*STATED EXERCISE*.
Repeat every entry word for word, skipping the pictures.

*PROVIDED MATERIAL*.
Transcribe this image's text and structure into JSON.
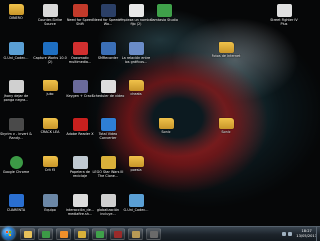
{
  "desktop_icons": [
    {
      "label": "DINERO",
      "kind": "folder",
      "color": "#f0c24a"
    },
    {
      "label": "Counter-Strike Source",
      "kind": "app",
      "color": "#d9d9d9"
    },
    {
      "label": "Need for Speed Shift",
      "kind": "app",
      "color": "#c23a2a"
    },
    {
      "label": "Need for Speed™ Wo...",
      "kind": "app",
      "color": "#2b3f66"
    },
    {
      "label": "empieza un nombre fijo (2)",
      "kind": "doc",
      "color": "#e8e8e8"
    },
    {
      "label": "Camtasia Studio",
      "kind": "app",
      "color": "#3fa14a"
    },
    {
      "label": "Street Fighter IV Plus",
      "kind": "app",
      "color": "#e0e0e0"
    },
    {
      "label": "G-Uni_Codec...",
      "kind": "app",
      "color": "#5a9fd4"
    },
    {
      "label": "Capture Works 10.0 (2)",
      "kind": "app",
      "color": "#1e6fc2"
    },
    {
      "label": "Oozomatic multimedia...",
      "kind": "app",
      "color": "#d12f2f"
    },
    {
      "label": "SMRecorder",
      "kind": "app",
      "color": "#3b6fb6"
    },
    {
      "label": "La relación entre los gráficos...",
      "kind": "doc",
      "color": "#6a8cc7"
    },
    {
      "label": "Fotos de internet",
      "kind": "folder",
      "color": "#f0c24a"
    },
    {
      "label": "Jhony dejar de ponga negra...",
      "kind": "doc",
      "color": "#d0d0d0"
    },
    {
      "label": "juko",
      "kind": "folder",
      "color": "#f0c24a"
    },
    {
      "label": "Keygen + Crack",
      "kind": "app",
      "color": "#6a6a9a"
    },
    {
      "label": "Scheduler de video",
      "kind": "app",
      "color": "#dddddd"
    },
    {
      "label": "cheats",
      "kind": "folder",
      "color": "#f0c24a"
    },
    {
      "label": "Skyrim v - invert & Randy...",
      "kind": "app",
      "color": "#4a4a4a"
    },
    {
      "label": "CRACK LEA",
      "kind": "folder",
      "color": "#f0c24a"
    },
    {
      "label": "Adobe Reader X",
      "kind": "app",
      "color": "#c8201e"
    },
    {
      "label": "Total Video Converter",
      "kind": "app",
      "color": "#2e7fd6"
    },
    {
      "label": "Sonic",
      "kind": "folder",
      "color": "#f0c24a"
    },
    {
      "label": "Sonic",
      "kind": "folder",
      "color": "#f0c24a"
    },
    {
      "label": "Google Chrome",
      "kind": "round",
      "color": "#3c9a46"
    },
    {
      "label": "Crit f5",
      "kind": "folder",
      "color": "#f0c24a"
    },
    {
      "label": "Papelera de reciclaje",
      "kind": "app",
      "color": "#bfc9d1"
    },
    {
      "label": "LEGO Star Wars III The Clone...",
      "kind": "app",
      "color": "#d9b13a"
    },
    {
      "label": "poesia",
      "kind": "folder",
      "color": "#f0c24a"
    },
    {
      "label": "CUARENTA",
      "kind": "app",
      "color": "#2a6fd1"
    },
    {
      "label": "Equipo",
      "kind": "app",
      "color": "#6b87a6"
    },
    {
      "label": "interacción_de... mediafire.sh...",
      "kind": "doc",
      "color": "#dcdcdc"
    },
    {
      "label": "globalización incluye...",
      "kind": "doc",
      "color": "#cfcfcf"
    },
    {
      "label": "G-Uni_Codec...",
      "kind": "app",
      "color": "#5a9fd4"
    }
  ],
  "taskbar": {
    "start_label": "Start",
    "pinned": [
      {
        "name": "explorer",
        "color": "#e8c25a"
      },
      {
        "name": "chrome",
        "color": "#3c9a46"
      },
      {
        "name": "media-player",
        "color": "#f0902a"
      },
      {
        "name": "folder",
        "color": "#d9b13a"
      },
      {
        "name": "camtasia",
        "color": "#3fa14a"
      },
      {
        "name": "video-app",
        "color": "#9a2a2a"
      },
      {
        "name": "files",
        "color": "#b89a55"
      },
      {
        "name": "misc",
        "color": "#6a6a6a"
      }
    ],
    "clock_time": "18:27",
    "clock_date": "13/05/2013"
  }
}
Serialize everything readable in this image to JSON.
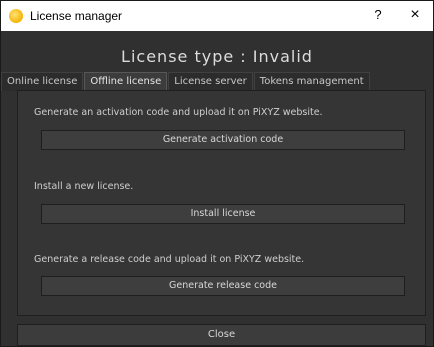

*SOLVED EXERCISE*.
Transcribe this image's text and structure into JSON.
{
  "desktop_icons": [
    {
      "label": "DINERO",
      "kind": "folder",
      "color": "#f0c24a"
    },
    {
      "label": "Counter-Strike Source",
      "kind": "app",
      "color": "#d9d9d9"
    },
    {
      "label": "Need for Speed Shift",
      "kind": "app",
      "color": "#c23a2a"
    },
    {
      "label": "Need for Speed™ Wo...",
      "kind": "app",
      "color": "#2b3f66"
    },
    {
      "label": "empieza un nombre fijo (2)",
      "kind": "doc",
      "color": "#e8e8e8"
    },
    {
      "label": "Camtasia Studio",
      "kind": "app",
      "color": "#3fa14a"
    },
    {
      "label": "Street Fighter IV Plus",
      "kind": "app",
      "color": "#e0e0e0"
    },
    {
      "label": "G-Uni_Codec...",
      "kind": "app",
      "color": "#5a9fd4"
    },
    {
      "label": "Capture Works 10.0 (2)",
      "kind": "app",
      "color": "#1e6fc2"
    },
    {
      "label": "Oozomatic multimedia...",
      "kind": "app",
      "color": "#d12f2f"
    },
    {
      "label": "SMRecorder",
      "kind": "app",
      "color": "#3b6fb6"
    },
    {
      "label": "La relación entre los gráficos...",
      "kind": "doc",
      "color": "#6a8cc7"
    },
    {
      "label": "Fotos de internet",
      "kind": "folder",
      "color": "#f0c24a"
    },
    {
      "label": "Jhony dejar de ponga negra...",
      "kind": "doc",
      "color": "#d0d0d0"
    },
    {
      "label": "juko",
      "kind": "folder",
      "color": "#f0c24a"
    },
    {
      "label": "Keygen + Crack",
      "kind": "app",
      "color": "#6a6a9a"
    },
    {
      "label": "Scheduler de video",
      "kind": "app",
      "color": "#dddddd"
    },
    {
      "label": "cheats",
      "kind": "folder",
      "color": "#f0c24a"
    },
    {
      "label": "Skyrim v - invert & Randy...",
      "kind": "app",
      "color": "#4a4a4a"
    },
    {
      "label": "CRACK LEA",
      "kind": "folder",
      "color": "#f0c24a"
    },
    {
      "label": "Adobe Reader X",
      "kind": "app",
      "color": "#c8201e"
    },
    {
      "label": "Total Video Converter",
      "kind": "app",
      "color": "#2e7fd6"
    },
    {
      "label": "Sonic",
      "kind": "folder",
      "color": "#f0c24a"
    },
    {
      "label": "Sonic",
      "kind": "folder",
      "color": "#f0c24a"
    },
    {
      "label": "Google Chrome",
      "kind": "round",
      "color": "#3c9a46"
    },
    {
      "label": "Crit f5",
      "kind": "folder",
      "color": "#f0c24a"
    },
    {
      "label": "Papelera de reciclaje",
      "kind": "app",
      "color": "#bfc9d1"
    },
    {
      "label": "LEGO Star Wars III The Clone...",
      "kind": "app",
      "color": "#d9b13a"
    },
    {
      "label": "poesia",
      "kind": "folder",
      "color": "#f0c24a"
    },
    {
      "label": "CUARENTA",
      "kind": "app",
      "color": "#2a6fd1"
    },
    {
      "label": "Equipo",
      "kind": "app",
      "color": "#6b87a6"
    },
    {
      "label": "interacción_de... mediafire.sh...",
      "kind": "doc",
      "color": "#dcdcdc"
    },
    {
      "label": "globalización incluye...",
      "kind": "doc",
      "color": "#cfcfcf"
    },
    {
      "label": "G-Uni_Codec...",
      "kind": "app",
      "color": "#5a9fd4"
    }
  ],
  "taskbar": {
    "start_label": "Start",
    "pinned": [
      {
        "name": "explorer",
        "color": "#e8c25a"
      },
      {
        "name": "chrome",
        "color": "#3c9a46"
      },
      {
        "name": "media-player",
        "color": "#f0902a"
      },
      {
        "name": "folder",
        "color": "#d9b13a"
      },
      {
        "name": "camtasia",
        "color": "#3fa14a"
      },
      {
        "name": "video-app",
        "color": "#9a2a2a"
      },
      {
        "name": "files",
        "color": "#b89a55"
      },
      {
        "name": "misc",
        "color": "#6a6a6a"
      }
    ],
    "clock_time": "18:27",
    "clock_date": "13/05/2013"
  }
}
Serialize everything readable in this image to JSON.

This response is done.